#### [The exercise]
Write out each line exactly as it stands, please.

#### [Extracted records]
** start **

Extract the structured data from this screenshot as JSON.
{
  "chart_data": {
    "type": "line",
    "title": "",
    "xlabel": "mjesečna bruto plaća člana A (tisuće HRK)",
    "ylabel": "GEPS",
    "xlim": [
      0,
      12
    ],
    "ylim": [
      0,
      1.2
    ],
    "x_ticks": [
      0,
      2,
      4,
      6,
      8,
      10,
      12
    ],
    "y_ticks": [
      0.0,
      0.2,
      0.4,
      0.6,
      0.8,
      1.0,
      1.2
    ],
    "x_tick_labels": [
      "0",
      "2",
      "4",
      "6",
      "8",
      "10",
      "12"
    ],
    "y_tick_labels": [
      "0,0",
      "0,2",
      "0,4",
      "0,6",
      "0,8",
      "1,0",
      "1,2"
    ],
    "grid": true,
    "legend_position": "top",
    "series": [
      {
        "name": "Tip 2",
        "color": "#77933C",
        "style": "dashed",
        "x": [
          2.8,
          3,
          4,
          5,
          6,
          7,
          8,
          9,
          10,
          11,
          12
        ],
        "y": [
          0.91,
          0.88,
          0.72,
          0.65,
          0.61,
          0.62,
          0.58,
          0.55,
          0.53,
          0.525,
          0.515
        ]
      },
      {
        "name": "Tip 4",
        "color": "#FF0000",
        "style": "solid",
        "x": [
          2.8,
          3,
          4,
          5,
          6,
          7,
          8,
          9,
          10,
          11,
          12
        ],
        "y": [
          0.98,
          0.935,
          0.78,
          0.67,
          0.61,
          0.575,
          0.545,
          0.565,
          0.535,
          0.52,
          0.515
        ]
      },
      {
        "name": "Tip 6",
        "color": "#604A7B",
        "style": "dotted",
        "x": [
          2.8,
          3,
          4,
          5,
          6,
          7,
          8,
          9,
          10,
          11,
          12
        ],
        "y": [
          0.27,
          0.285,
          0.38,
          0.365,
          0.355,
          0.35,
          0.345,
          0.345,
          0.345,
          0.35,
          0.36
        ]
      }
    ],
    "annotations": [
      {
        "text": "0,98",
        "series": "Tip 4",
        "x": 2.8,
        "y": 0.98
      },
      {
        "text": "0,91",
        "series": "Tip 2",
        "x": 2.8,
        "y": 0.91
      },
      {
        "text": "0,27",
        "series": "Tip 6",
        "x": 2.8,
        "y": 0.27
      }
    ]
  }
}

** end **

#### [Task result]
Extract the structured data from this screenshot as JSON.
{
  "chart_data": {
    "type": "line",
    "title": "",
    "xlabel": "mjesečna bruto plaća člana A (tisuće HRK)",
    "ylabel": "GEPS",
    "xlim": [
      0,
      12
    ],
    "ylim": [
      0,
      1.2
    ],
    "x_ticks": [
      0,
      2,
      4,
      6,
      8,
      10,
      12
    ],
    "y_ticks": [
      0.0,
      0.2,
      0.4,
      0.6,
      0.8,
      1.0,
      1.2
    ],
    "x_tick_labels": [
      "0",
      "2",
      "4",
      "6",
      "8",
      "10",
      "12"
    ],
    "y_tick_labels": [
      "0,0",
      "0,2",
      "0,4",
      "0,6",
      "0,8",
      "1,0",
      "1,2"
    ],
    "grid": true,
    "legend_position": "top",
    "series": [
      {
        "name": "Tip 2",
        "color": "#77933C",
        "style": "dashed",
        "x": [
          2.8,
          3,
          4,
          5,
          6,
          7,
          8,
          9,
          10,
          11,
          12
        ],
        "y": [
          0.91,
          0.88,
          0.72,
          0.65,
          0.61,
          0.62,
          0.58,
          0.55,
          0.53,
          0.525,
          0.515
        ]
      },
      {
        "name": "Tip 4",
        "color": "#FF0000",
        "style": "solid",
        "x": [
          2.8,
          3,
          4,
          5,
          6,
          7,
          8,
          9,
          10,
          11,
          12
        ],
        "y": [
          0.98,
          0.935,
          0.78,
          0.67,
          0.61,
          0.575,
          0.545,
          0.565,
          0.535,
          0.52,
          0.515
        ]
      },
      {
        "name": "Tip 6",
        "color": "#604A7B",
        "style": "dotted",
        "x": [
          2.8,
          3,
          4,
          5,
          6,
          7,
          8,
          9,
          10,
          11,
          12
        ],
        "y": [
          0.27,
          0.285,
          0.38,
          0.365,
          0.355,
          0.35,
          0.345,
          0.345,
          0.345,
          0.35,
          0.36
        ]
      }
    ],
    "annotations": [
      {
        "text": "0,98",
        "series": "Tip 4",
        "x": 2.8,
        "y": 0.98
      },
      {
        "text": "0,91",
        "series": "Tip 2",
        "x": 2.8,
        "y": 0.91
      },
      {
        "text": "0,27",
        "series": "Tip 6",
        "x": 2.8,
        "y": 0.27
      }
    ]
  }
}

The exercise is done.